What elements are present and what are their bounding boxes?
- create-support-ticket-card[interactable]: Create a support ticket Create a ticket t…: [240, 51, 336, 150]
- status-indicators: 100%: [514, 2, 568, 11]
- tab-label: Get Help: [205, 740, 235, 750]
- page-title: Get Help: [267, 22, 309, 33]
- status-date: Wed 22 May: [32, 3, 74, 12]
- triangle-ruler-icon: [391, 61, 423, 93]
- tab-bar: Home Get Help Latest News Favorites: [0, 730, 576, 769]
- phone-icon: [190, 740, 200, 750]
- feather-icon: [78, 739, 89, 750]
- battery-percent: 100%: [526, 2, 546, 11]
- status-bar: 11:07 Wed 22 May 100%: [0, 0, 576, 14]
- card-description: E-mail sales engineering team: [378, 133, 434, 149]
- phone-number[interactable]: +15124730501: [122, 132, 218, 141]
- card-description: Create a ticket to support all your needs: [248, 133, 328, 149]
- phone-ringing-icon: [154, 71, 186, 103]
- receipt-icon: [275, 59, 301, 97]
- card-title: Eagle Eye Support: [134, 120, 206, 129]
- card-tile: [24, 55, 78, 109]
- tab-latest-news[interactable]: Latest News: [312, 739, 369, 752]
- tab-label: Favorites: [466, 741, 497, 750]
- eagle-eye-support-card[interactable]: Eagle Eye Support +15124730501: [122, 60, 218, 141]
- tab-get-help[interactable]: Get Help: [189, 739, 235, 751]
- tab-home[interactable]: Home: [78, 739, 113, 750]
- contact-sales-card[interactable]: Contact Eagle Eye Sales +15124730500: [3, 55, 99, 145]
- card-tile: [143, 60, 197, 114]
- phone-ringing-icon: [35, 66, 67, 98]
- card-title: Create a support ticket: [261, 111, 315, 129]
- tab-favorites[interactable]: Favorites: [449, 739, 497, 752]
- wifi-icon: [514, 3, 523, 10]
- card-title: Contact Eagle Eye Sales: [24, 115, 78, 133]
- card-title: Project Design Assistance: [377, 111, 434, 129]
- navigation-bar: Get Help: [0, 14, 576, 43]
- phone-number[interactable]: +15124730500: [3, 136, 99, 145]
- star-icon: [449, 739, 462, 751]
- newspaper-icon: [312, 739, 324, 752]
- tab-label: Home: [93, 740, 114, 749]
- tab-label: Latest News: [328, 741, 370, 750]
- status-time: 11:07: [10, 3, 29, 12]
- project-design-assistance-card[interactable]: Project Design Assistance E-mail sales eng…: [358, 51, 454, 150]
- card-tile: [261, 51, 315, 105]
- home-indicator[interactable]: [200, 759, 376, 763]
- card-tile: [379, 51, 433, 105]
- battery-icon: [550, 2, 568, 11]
***
Problem to solve: Turn every line of the entries above into a Markdown table with the columns No. and Line. Number the rows and skip any blank lines.

Exercise output:
| No. | Line |
|---|---|
| 1 | What elements are present and what are their bounding boxes? |
| 2 | - create-support-ticket-card[interactable]: Create a support ticket Create a ticket t…: [240, 51, 336, 150] |
| 3 | - status-indicators: 100%: [514, 2, 568, 11] |
| 4 | - tab-label: Get Help: [205, 740, 235, 750] |
| 5 | - page-title: Get Help: [267, 22, 309, 33] |
| 6 | - status-date: Wed 22 May: [32, 3, 74, 12] |
| 7 | - triangle-ruler-icon: [391, 61, 423, 93] |
| 8 | - tab-bar: Home Get Help Latest News Favorites: [0, 730, 576, 769] |
| 9 | - phone-icon: [190, 740, 200, 750] |
| 10 | - feather-icon: [78, 739, 89, 750] |
| 11 | - battery-percent: 100%: [526, 2, 546, 11] |
| 12 | - status-bar: 11:07 Wed 22 May 100%: [0, 0, 576, 14] |
| 13 | - card-description: E-mail sales engineering team: [378, 133, 434, 149] |
| 14 | - phone-number[interactable]: +15124730501: [122, 132, 218, 141] |
| 15 | - card-description: Create a ticket to support all your needs: [248, 133, 328, 149] |
| 16 | - phone-ringing-icon: [154, 71, 186, 103] |
| 17 | - receipt-icon: [275, 59, 301, 97] |
| 18 | - card-title: Eagle Eye Support: [134, 120, 206, 129] |
| 19 | - card-tile: [24, 55, 78, 109] |
| 20 | - tab-latest-news[interactable]: Latest News: [312, 739, 369, 752] |
| 21 | - tab-label: Favorites: [466, 741, 497, 750] |
| 22 | - eagle-eye-support-card[interactable]: Eagle Eye Support +15124730501: [122, 60, 218, 141] |
| 23 | - tab-get-help[interactable]: Get Help: [189, 739, 235, 751] |
| 24 | - tab-home[interactable]: Home: [78, 739, 113, 750] |
| 25 | - contact-sales-card[interactable]: Contact Eagle Eye Sales +15124730500: [3, 55, 99, 145] |
| 26 | - card-tile: [143, 60, 197, 114] |
| 27 | - phone-ringing-icon: [35, 66, 67, 98] |
| 28 | - card-title: Create a support ticket: [261, 111, 315, 129] |
| 29 | - tab-favorites[interactable]: Favorites: [449, 739, 497, 752] |
| 30 | - wifi-icon: [514, 3, 523, 10] |
| 31 | - card-title: Contact Eagle Eye Sales: [24, 115, 78, 133] |
| 32 | - card-title: Project Design Assistance: [377, 111, 434, 129] |
| 33 | - navigation-bar: Get Help: [0, 14, 576, 43] |
| 34 | - phone-number[interactable]: +15124730500: [3, 136, 99, 145] |
| 35 | - star-icon: [449, 739, 462, 751] |
| 36 | - newspaper-icon: [312, 739, 324, 752] |
| 37 | - tab-label: Home: [93, 740, 114, 749] |
| 38 | - tab-label: Latest News: [328, 741, 370, 750] |
| 39 | - status-time: 11:07: [10, 3, 29, 12] |
| 40 | - project-design-assistance-card[interactable]: Project Design Assistance E-mail sales eng…: [358, 51, 454, 150] |
| 41 | - card-tile: [261, 51, 315, 105] |
| 42 | - home-indicator[interactable]: [200, 759, 376, 763] |
| 43 | - card-tile: [379, 51, 433, 105] |
| 44 | - battery-icon: [550, 2, 568, 11] |